**Extracted text:**

Her projects frequently include youth artists and community components, and her partnerships span a wide range of Baltimore organizations. Across these collaborations, she returns to a consistent commitment: creating space for voices, especially young voices, whose perspective is not yet constrained by the assumptions adults often carry.

McCann loves the way young artists see possibility, how they can glimpse not only what is, but what could be. She talks about young people’s moral clarity as something precious, and as something communities need if they hope to change.

Serendipity #4

That sense of care was at the center of How We Are Healing, a recent exhibition curated in partnership with the Keswick Wise & Well Center. Developed during the pandemic, the show invited artists to respond to collective trauma, grief, and isolation through work that emphasized connection. McCann remembers one artist’s “grief vessels,” small ceramic forms meant to hold tears. Another artist created fabric pieces based on drawings of her brothers. The works weren’t simply responses to COVID-era conditions; they were acts of processing and remembrance.

What stayed with McCann was not only the art, but the partnership model itself. Presenting work in a health center required protocols and structure, systems for safety that came from medical expertise rather than art-world improvisation. For McCann, the collaboration was powerful precisely because it merged skill sets: the health center opened its space to artists and ideas it didn’t typically host, and McCann brought art into an environment grounded in wellness and public care. The result was more than an exhibition; it was a shared framework for healing.

**Listed records:**
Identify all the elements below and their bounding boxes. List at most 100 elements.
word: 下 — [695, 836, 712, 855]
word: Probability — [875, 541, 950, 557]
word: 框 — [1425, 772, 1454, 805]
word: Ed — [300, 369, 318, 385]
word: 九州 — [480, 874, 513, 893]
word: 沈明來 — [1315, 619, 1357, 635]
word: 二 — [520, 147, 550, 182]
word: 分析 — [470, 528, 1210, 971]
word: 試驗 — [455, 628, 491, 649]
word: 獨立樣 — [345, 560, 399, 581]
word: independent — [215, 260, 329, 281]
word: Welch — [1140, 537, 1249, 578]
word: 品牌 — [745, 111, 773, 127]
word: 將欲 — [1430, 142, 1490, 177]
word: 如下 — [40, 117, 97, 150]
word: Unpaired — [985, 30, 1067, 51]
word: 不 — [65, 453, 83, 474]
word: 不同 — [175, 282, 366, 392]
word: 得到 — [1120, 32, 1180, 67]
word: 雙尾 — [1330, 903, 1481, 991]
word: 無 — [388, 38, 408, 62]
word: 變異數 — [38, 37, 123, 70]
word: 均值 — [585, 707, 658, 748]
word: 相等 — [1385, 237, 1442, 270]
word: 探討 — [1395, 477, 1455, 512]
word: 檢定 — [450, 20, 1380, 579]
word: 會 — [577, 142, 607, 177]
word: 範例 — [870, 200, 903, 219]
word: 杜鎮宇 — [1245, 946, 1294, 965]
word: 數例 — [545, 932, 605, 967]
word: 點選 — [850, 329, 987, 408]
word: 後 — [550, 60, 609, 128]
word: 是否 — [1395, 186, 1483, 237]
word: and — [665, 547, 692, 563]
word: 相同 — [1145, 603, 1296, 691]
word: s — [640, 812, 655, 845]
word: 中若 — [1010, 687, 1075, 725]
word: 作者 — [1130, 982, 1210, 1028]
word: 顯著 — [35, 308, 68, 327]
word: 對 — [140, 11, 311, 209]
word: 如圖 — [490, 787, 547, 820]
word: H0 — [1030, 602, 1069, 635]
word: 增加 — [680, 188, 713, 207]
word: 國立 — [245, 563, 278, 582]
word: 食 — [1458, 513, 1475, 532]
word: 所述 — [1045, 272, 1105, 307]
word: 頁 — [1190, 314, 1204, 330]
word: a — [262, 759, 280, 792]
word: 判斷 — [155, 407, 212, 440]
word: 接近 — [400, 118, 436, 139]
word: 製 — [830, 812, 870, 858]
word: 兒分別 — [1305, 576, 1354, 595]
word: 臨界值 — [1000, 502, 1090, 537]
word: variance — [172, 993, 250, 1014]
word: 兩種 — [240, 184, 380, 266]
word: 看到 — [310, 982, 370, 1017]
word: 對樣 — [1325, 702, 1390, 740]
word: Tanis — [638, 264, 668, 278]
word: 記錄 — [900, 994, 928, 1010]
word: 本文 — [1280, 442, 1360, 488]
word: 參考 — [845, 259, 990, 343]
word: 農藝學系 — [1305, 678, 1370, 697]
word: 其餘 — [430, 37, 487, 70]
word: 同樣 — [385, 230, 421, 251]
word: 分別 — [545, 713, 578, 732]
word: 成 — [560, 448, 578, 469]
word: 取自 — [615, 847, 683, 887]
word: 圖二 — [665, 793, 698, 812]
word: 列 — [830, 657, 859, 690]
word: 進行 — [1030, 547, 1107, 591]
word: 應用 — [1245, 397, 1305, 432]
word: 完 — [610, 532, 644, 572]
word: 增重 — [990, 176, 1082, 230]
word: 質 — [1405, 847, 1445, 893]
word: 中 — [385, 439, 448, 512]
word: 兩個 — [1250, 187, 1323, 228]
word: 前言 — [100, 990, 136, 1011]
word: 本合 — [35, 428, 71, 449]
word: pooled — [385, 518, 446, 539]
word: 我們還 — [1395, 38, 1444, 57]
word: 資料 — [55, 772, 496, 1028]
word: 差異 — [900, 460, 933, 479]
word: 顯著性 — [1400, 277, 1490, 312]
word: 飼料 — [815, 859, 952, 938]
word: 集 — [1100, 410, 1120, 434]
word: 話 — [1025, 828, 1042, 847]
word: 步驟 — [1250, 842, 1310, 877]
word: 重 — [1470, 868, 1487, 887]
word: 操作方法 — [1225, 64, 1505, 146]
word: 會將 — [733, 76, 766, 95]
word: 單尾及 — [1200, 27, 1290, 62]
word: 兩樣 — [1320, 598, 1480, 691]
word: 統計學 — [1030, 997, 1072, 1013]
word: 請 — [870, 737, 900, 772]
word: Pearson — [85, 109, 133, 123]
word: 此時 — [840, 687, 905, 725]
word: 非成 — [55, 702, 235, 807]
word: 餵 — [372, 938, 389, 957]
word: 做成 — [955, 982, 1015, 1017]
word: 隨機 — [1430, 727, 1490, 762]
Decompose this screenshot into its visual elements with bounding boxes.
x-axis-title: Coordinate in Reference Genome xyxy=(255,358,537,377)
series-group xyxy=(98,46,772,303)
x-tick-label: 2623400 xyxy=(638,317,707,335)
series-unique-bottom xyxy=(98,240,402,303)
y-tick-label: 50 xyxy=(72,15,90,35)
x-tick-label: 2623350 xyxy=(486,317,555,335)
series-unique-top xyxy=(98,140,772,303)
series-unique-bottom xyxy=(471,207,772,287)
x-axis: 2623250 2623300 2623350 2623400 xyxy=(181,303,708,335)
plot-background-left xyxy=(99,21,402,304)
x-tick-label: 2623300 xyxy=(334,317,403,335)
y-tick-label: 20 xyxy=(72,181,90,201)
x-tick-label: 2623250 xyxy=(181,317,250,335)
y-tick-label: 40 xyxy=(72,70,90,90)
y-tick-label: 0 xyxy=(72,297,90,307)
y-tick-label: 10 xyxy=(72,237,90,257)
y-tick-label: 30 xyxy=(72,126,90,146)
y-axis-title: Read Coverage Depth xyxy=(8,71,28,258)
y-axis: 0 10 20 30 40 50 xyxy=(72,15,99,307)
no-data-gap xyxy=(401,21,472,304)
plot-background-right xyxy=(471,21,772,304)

**Task set:**
1. Answer from the text on McCann's work:
(a) What can young artists glimpse, in the way McCann loves?
(b) In partnership with which center was How We Are Healing curated?
(c) What were the "grief vessels" meant to hold?
2. Using the text on McCann's work, list everything that the How We Are Healing show invited artists to respond to.

**Completed exercise:**
1.
(a) Not only what is, but what could be.
(b) The Keswick Wise & Well Center.
(c) Tears.

2.
- collective trauma
- grief
- isolation